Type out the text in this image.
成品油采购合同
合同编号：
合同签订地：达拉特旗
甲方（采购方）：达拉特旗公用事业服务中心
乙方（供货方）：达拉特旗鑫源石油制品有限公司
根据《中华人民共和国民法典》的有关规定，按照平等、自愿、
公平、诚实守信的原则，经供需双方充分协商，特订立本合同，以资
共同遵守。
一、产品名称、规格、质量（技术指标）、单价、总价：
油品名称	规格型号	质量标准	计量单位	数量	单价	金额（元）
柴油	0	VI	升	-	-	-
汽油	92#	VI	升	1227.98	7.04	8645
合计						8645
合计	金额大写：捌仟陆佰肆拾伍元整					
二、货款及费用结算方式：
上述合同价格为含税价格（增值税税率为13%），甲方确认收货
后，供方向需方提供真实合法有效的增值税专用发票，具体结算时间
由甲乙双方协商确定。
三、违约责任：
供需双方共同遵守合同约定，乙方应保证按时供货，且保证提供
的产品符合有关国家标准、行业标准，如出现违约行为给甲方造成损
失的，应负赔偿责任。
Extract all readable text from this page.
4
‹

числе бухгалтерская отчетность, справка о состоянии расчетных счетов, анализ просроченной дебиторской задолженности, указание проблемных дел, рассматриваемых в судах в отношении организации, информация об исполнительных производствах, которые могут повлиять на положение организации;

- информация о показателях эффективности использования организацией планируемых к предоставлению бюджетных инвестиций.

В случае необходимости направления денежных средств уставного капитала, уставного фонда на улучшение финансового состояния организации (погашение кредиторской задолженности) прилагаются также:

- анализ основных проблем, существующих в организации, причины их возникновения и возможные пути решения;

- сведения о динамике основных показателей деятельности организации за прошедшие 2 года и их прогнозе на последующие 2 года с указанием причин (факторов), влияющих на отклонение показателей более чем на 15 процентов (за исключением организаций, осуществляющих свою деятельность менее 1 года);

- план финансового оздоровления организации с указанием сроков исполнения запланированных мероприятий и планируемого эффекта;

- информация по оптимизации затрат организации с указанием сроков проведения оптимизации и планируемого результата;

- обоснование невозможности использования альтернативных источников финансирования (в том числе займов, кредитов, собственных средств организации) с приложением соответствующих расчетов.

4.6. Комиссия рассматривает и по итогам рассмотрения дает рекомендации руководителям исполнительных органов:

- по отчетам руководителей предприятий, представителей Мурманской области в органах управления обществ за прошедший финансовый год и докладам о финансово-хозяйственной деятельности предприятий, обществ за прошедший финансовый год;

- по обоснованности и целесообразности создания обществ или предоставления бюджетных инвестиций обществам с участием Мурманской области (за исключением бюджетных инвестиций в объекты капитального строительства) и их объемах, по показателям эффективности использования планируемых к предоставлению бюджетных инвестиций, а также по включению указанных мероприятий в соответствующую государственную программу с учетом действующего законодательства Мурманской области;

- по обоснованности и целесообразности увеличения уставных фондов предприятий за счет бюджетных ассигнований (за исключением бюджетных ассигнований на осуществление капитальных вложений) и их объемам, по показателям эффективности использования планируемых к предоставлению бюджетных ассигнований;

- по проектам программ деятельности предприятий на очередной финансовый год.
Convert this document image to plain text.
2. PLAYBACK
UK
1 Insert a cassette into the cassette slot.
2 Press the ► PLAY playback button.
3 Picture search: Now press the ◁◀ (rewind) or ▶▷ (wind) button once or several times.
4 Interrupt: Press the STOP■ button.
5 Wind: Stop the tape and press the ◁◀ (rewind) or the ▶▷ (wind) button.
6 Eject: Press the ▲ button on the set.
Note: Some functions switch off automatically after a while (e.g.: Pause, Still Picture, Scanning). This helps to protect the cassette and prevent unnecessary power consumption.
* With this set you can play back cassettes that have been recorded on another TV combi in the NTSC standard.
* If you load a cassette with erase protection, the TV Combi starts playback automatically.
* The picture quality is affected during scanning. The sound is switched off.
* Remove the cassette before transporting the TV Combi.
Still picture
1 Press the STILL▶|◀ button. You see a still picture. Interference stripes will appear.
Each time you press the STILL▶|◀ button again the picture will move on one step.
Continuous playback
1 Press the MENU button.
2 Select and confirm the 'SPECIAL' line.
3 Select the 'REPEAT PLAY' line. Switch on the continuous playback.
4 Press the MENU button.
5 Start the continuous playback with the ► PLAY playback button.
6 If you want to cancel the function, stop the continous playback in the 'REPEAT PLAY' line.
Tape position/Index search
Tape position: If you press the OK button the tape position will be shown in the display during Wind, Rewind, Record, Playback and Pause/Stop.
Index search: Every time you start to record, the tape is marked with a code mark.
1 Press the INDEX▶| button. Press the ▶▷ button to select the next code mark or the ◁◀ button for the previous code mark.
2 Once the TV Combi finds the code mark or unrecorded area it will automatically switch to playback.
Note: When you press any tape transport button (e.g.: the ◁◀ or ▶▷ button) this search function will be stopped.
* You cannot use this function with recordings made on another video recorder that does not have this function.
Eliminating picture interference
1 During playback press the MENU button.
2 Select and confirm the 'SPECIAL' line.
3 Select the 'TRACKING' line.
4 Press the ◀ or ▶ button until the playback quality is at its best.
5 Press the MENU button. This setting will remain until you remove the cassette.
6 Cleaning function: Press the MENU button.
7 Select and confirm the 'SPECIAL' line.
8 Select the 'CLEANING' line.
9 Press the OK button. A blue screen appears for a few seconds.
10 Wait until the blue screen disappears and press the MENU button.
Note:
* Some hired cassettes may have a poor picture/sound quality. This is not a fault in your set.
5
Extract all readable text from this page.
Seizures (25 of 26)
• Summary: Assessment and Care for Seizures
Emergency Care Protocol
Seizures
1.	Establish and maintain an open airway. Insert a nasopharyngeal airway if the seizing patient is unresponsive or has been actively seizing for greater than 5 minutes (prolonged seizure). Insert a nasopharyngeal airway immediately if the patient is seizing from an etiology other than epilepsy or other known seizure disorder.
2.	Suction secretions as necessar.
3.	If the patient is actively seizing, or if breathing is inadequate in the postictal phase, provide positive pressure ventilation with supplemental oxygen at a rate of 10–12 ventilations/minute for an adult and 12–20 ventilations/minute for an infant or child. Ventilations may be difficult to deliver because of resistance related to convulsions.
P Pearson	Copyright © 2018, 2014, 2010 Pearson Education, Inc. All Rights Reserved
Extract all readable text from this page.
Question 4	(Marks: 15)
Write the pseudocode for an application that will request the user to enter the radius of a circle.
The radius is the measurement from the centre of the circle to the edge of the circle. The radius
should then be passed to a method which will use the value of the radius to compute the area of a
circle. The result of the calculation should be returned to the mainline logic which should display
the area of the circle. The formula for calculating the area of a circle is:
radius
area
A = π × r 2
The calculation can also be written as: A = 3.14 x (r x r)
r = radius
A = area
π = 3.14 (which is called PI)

··········

# Your goal
Return the whole listing exactly.

# Exercise answer
Type out the text in this image.
成品油采购合同
合同编号：
合同签订地：达拉特旗
甲方（采购方）：达拉特旗公用事业服务中心
乙方（供货方）：达拉特旗鑫源石油制品有限公司
根据《中华人民共和国民法典》的有关规定，按照平等、自愿、
公平、诚实守信的原则，经供需双方充分协商，特订立本合同，以资
共同遵守。
一、产品名称、规格、质量（技术指标）、单价、总价：
油品名称	规格型号	质量标准	计量单位	数量	单价	金额（元）
柴油	0	VI	升	-	-	-
汽油	92#	VI	升	1227.98	7.04	8645
合计						8645
合计	金额大写：捌仟陆佰肆拾伍元整					
二、货款及费用结算方式：
上述合同价格为含税价格（增值税税率为13%），甲方确认收货
后，供方向需方提供真实合法有效的增值税专用发票，具体结算时间
由甲乙双方协商确定。
三、违约责任：
供需双方共同遵守合同约定，乙方应保证按时供货，且保证提供
的产品符合有关国家标准、行业标准，如出现违约行为给甲方造成损
失的，应负赔偿责任。
Extract all readable text from this page.
4
‹

числе бухгалтерская отчетность, справка о состоянии расчетных счетов, анализ просроченной дебиторской задолженности, указание проблемных дел, рассматриваемых в судах в отношении организации, информация об исполнительных производствах, которые могут повлиять на положение организации;

- информация о показателях эффективности использования организацией планируемых к предоставлению бюджетных инвестиций.

В случае необходимости направления денежных средств уставного капитала, уставного фонда на улучшение финансового состояния организации (погашение кредиторской задолженности) прилагаются также:

- анализ основных проблем, существующих в организации, причины их возникновения и возможные пути решения;

- сведения о динамике основных показателей деятельности организации за прошедшие 2 года и их прогнозе на последующие 2 года с указанием причин (факторов), влияющих на отклонение показателей более чем на 15 процентов (за исключением организаций, осуществляющих свою деятельность менее 1 года);

- план финансового оздоровления организации с указанием сроков исполнения запланированных мероприятий и планируемого эффекта;

- информация по оптимизации затрат организации с указанием сроков проведения оптимизации и планируемого результата;

- обоснование невозможности использования альтернативных источников финансирования (в том числе займов, кредитов, собственных средств организации) с приложением соответствующих расчетов.

4.6. Комиссия рассматривает и по итогам рассмотрения дает рекомендации руководителям исполнительных органов:

- по отчетам руководителей предприятий, представителей Мурманской области в органах управления обществ за прошедший финансовый год и докладам о финансово-хозяйственной деятельности предприятий, обществ за прошедший финансовый год;

- по обоснованности и целесообразности создания обществ или предоставления бюджетных инвестиций обществам с участием Мурманской области (за исключением бюджетных инвестиций в объекты капитального строительства) и их объемах, по показателям эффективности использования планируемых к предоставлению бюджетных инвестиций, а также по включению указанных мероприятий в соответствующую государственную программу с учетом действующего законодательства Мурманской области;

- по обоснованности и целесообразности увеличения уставных фондов предприятий за счет бюджетных ассигнований (за исключением бюджетных ассигнований на осуществление капитальных вложений) и их объемам, по показателям эффективности использования планируемых к предоставлению бюджетных ассигнований;

- по проектам программ деятельности предприятий на очередной финансовый год.
Convert this document image to plain text.
2. PLAYBACK
UK
1 Insert a cassette into the cassette slot.
2 Press the ► PLAY playback button.
3 Picture search: Now press the ◁◀ (rewind) or ▶▷ (wind) button once or several times.
4 Interrupt: Press the STOP■ button.
5 Wind: Stop the tape and press the ◁◀ (rewind) or the ▶▷ (wind) button.
6 Eject: Press the ▲ button on the set.
Note: Some functions switch off automatically after a while (e.g.: Pause, Still Picture, Scanning). This helps to protect the cassette and prevent unnecessary power consumption.
* With this set you can play back cassettes that have been recorded on another TV combi in the NTSC standard.
* If you load a cassette with erase protection, the TV Combi starts playback automatically.
* The picture quality is affected during scanning. The sound is switched off.
* Remove the cassette before transporting the TV Combi.
Still picture
1 Press the STILL▶|◀ button. You see a still picture. Interference stripes will appear.
Each time you press the STILL▶|◀ button again the picture will move on one step.
Continuous playback
1 Press the MENU button.
2 Select and confirm the 'SPECIAL' line.
3 Select the 'REPEAT PLAY' line. Switch on the continuous playback.
4 Press the MENU button.
5 Start the continuous playback with the ► PLAY playback button.
6 If you want to cancel the function, stop the continous playback in the 'REPEAT PLAY' line.
Tape position/Index search
Tape position: If you press the OK button the tape position will be shown in the display during Wind, Rewind, Record, Playback and Pause/Stop.
Index search: Every time you start to record, the tape is marked with a code mark.
1 Press the INDEX▶| button. Press the ▶▷ button to select the next code mark or the ◁◀ button for the previous code mark.
2 Once the TV Combi finds the code mark or unrecorded area it will automatically switch to playback.
Note: When you press any tape transport button (e.g.: the ◁◀ or ▶▷ button) this search function will be stopped.
* You cannot use this function with recordings made on another video recorder that does not have this function.
Eliminating picture interference
1 During playback press the MENU button.
2 Select and confirm the 'SPECIAL' line.
3 Select the 'TRACKING' line.
4 Press the ◀ or ▶ button until the playback quality is at its best.
5 Press the MENU button. This setting will remain until you remove the cassette.
6 Cleaning function: Press the MENU button.
7 Select and confirm the 'SPECIAL' line.
8 Select the 'CLEANING' line.
9 Press the OK button. A blue screen appears for a few seconds.
10 Wait until the blue screen disappears and press the MENU button.
Note:
* Some hired cassettes may have a poor picture/sound quality. This is not a fault in your set.
5
Extract all readable text from this page.
Seizures (25 of 26)
• Summary: Assessment and Care for Seizures
Emergency Care Protocol
Seizures
1.	Establish and maintain an open airway. Insert a nasopharyngeal airway if the seizing patient is unresponsive or has been actively seizing for greater than 5 minutes (prolonged seizure). Insert a nasopharyngeal airway immediately if the patient is seizing from an etiology other than epilepsy or other known seizure disorder.
2.	Suction secretions as necessar.
3.	If the patient is actively seizing, or if breathing is inadequate in the postictal phase, provide positive pressure ventilation with supplemental oxygen at a rate of 10–12 ventilations/minute for an adult and 12–20 ventilations/minute for an infant or child. Ventilations may be difficult to deliver because of resistance related to convulsions.
P Pearson	Copyright © 2018, 2014, 2010 Pearson Education, Inc. All Rights Reserved
Extract all readable text from this page.
Question 4	(Marks: 15)
Write the pseudocode for an application that will request the user to enter the radius of a circle.
The radius is the measurement from the centre of the circle to the edge of the circle. The radius
should then be passed to a method which will use the value of the radius to compute the area of a
circle. The result of the calculation should be returned to the mainline logic which should display
the area of the circle. The formula for calculating the area of a circle is:
radius
area
A = π × r 2
The calculation can also be written as: A = 3.14 x (r x r)
r = radius
A = area
π = 3.14 (which is called PI)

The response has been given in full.